THE REQUEST:
Give a verbatim quotation of every record.

[Records from a dataset]
################

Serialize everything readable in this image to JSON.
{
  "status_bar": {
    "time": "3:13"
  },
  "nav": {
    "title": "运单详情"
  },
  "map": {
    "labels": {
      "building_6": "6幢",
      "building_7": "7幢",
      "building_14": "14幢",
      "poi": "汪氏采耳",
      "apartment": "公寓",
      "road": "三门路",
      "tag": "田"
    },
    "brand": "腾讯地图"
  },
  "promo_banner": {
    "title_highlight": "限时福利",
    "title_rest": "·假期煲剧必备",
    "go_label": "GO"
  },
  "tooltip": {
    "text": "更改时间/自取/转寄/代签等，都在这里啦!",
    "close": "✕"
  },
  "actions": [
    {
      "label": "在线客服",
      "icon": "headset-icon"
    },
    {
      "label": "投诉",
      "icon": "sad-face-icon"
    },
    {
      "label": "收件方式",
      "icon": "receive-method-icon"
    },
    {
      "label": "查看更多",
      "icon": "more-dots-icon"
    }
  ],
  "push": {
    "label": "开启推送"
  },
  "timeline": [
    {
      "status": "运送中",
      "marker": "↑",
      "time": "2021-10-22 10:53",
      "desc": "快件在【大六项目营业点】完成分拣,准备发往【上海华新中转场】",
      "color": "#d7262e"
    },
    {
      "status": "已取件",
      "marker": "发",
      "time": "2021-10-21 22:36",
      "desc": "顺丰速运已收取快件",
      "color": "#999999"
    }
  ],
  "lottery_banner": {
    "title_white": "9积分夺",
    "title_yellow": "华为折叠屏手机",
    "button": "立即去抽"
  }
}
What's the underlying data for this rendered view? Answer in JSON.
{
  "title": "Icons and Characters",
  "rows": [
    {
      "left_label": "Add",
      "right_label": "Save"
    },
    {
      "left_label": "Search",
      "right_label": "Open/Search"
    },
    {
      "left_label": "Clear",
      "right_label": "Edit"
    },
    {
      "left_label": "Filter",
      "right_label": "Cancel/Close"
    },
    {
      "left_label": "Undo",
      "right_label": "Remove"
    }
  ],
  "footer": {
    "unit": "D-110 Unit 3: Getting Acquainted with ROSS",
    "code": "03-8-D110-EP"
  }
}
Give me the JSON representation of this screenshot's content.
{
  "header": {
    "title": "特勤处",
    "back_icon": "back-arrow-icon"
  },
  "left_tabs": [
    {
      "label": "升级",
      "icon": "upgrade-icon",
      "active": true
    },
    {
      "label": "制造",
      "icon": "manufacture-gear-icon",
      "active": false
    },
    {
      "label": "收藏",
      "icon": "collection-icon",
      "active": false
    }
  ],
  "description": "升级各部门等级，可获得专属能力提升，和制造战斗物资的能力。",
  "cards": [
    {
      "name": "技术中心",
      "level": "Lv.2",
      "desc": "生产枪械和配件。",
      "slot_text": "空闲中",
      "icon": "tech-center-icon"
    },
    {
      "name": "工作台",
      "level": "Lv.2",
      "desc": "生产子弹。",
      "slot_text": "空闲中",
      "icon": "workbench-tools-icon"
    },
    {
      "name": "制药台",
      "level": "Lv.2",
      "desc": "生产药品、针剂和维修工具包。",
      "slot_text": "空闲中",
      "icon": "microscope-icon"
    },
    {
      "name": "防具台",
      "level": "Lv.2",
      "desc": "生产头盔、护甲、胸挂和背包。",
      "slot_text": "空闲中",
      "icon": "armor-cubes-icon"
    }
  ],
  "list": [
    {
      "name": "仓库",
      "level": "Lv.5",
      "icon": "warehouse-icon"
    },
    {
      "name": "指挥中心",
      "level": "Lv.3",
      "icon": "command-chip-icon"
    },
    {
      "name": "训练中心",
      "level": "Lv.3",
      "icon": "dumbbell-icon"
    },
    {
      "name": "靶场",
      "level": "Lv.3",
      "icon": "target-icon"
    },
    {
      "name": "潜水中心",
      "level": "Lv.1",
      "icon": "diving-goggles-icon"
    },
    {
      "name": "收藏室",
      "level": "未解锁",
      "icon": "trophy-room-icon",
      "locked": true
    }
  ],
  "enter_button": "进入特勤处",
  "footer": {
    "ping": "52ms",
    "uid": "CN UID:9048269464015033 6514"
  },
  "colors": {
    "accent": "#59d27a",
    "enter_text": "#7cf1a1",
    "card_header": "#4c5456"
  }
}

################

RESULT OF THE EXERCISE:
Serialize everything readable in this image to JSON.
{
  "status_bar": {
    "time": "3:13"
  },
  "nav": {
    "title": "运单详情"
  },
  "map": {
    "labels": {
      "building_6": "6幢",
      "building_7": "7幢",
      "building_14": "14幢",
      "poi": "汪氏采耳",
      "apartment": "公寓",
      "road": "三门路",
      "tag": "田"
    },
    "brand": "腾讯地图"
  },
  "promo_banner": {
    "title_highlight": "限时福利",
    "title_rest": "·假期煲剧必备",
    "go_label": "GO"
  },
  "tooltip": {
    "text": "更改时间/自取/转寄/代签等，都在这里啦!",
    "close": "✕"
  },
  "actions": [
    {
      "label": "在线客服",
      "icon": "headset-icon"
    },
    {
      "label": "投诉",
      "icon": "sad-face-icon"
    },
    {
      "label": "收件方式",
      "icon": "receive-method-icon"
    },
    {
      "label": "查看更多",
      "icon": "more-dots-icon"
    }
  ],
  "push": {
    "label": "开启推送"
  },
  "timeline": [
    {
      "status": "运送中",
      "marker": "↑",
      "time": "2021-10-22 10:53",
      "desc": "快件在【大六项目营业点】完成分拣,准备发往【上海华新中转场】",
      "color": "#d7262e"
    },
    {
      "status": "已取件",
      "marker": "发",
      "time": "2021-10-21 22:36",
      "desc": "顺丰速运已收取快件",
      "color": "#999999"
    }
  ],
  "lottery_banner": {
    "title_white": "9积分夺",
    "title_yellow": "华为折叠屏手机",
    "button": "立即去抽"
  }
}
What's the underlying data for this rendered view? Answer in JSON.
{
  "title": "Icons and Characters",
  "rows": [
    {
      "left_label": "Add",
      "right_label": "Save"
    },
    {
      "left_label": "Search",
      "right_label": "Open/Search"
    },
    {
      "left_label": "Clear",
      "right_label": "Edit"
    },
    {
      "left_label": "Filter",
      "right_label": "Cancel/Close"
    },
    {
      "left_label": "Undo",
      "right_label": "Remove"
    }
  ],
  "footer": {
    "unit": "D-110 Unit 3: Getting Acquainted with ROSS",
    "code": "03-8-D110-EP"
  }
}
Give me the JSON representation of this screenshot's content.
{
  "header": {
    "title": "特勤处",
    "back_icon": "back-arrow-icon"
  },
  "left_tabs": [
    {
      "label": "升级",
      "icon": "upgrade-icon",
      "active": true
    },
    {
      "label": "制造",
      "icon": "manufacture-gear-icon",
      "active": false
    },
    {
      "label": "收藏",
      "icon": "collection-icon",
      "active": false
    }
  ],
  "description": "升级各部门等级，可获得专属能力提升，和制造战斗物资的能力。",
  "cards": [
    {
      "name": "技术中心",
      "level": "Lv.2",
      "desc": "生产枪械和配件。",
      "slot_text": "空闲中",
      "icon": "tech-center-icon"
    },
    {
      "name": "工作台",
      "level": "Lv.2",
      "desc": "生产子弹。",
      "slot_text": "空闲中",
      "icon": "workbench-tools-icon"
    },
    {
      "name": "制药台",
      "level": "Lv.2",
      "desc": "生产药品、针剂和维修工具包。",
      "slot_text": "空闲中",
      "icon": "microscope-icon"
    },
    {
      "name": "防具台",
      "level": "Lv.2",
      "desc": "生产头盔、护甲、胸挂和背包。",
      "slot_text": "空闲中",
      "icon": "armor-cubes-icon"
    }
  ],
  "list": [
    {
      "name": "仓库",
      "level": "Lv.5",
      "icon": "warehouse-icon"
    },
    {
      "name": "指挥中心",
      "level": "Lv.3",
      "icon": "command-chip-icon"
    },
    {
      "name": "训练中心",
      "level": "Lv.3",
      "icon": "dumbbell-icon"
    },
    {
      "name": "靶场",
      "level": "Lv.3",
      "icon": "target-icon"
    },
    {
      "name": "潜水中心",
      "level": "Lv.1",
      "icon": "diving-goggles-icon"
    },
    {
      "name": "收藏室",
      "level": "未解锁",
      "icon": "trophy-room-icon",
      "locked": true
    }
  ],
  "enter_button": "进入特勤处",
  "footer": {
    "ping": "52ms",
    "uid": "CN UID:9048269464015033 6514"
  },
  "colors": {
    "accent": "#59d27a",
    "enter_text": "#7cf1a1",
    "card_header": "#4c5456"
  }
}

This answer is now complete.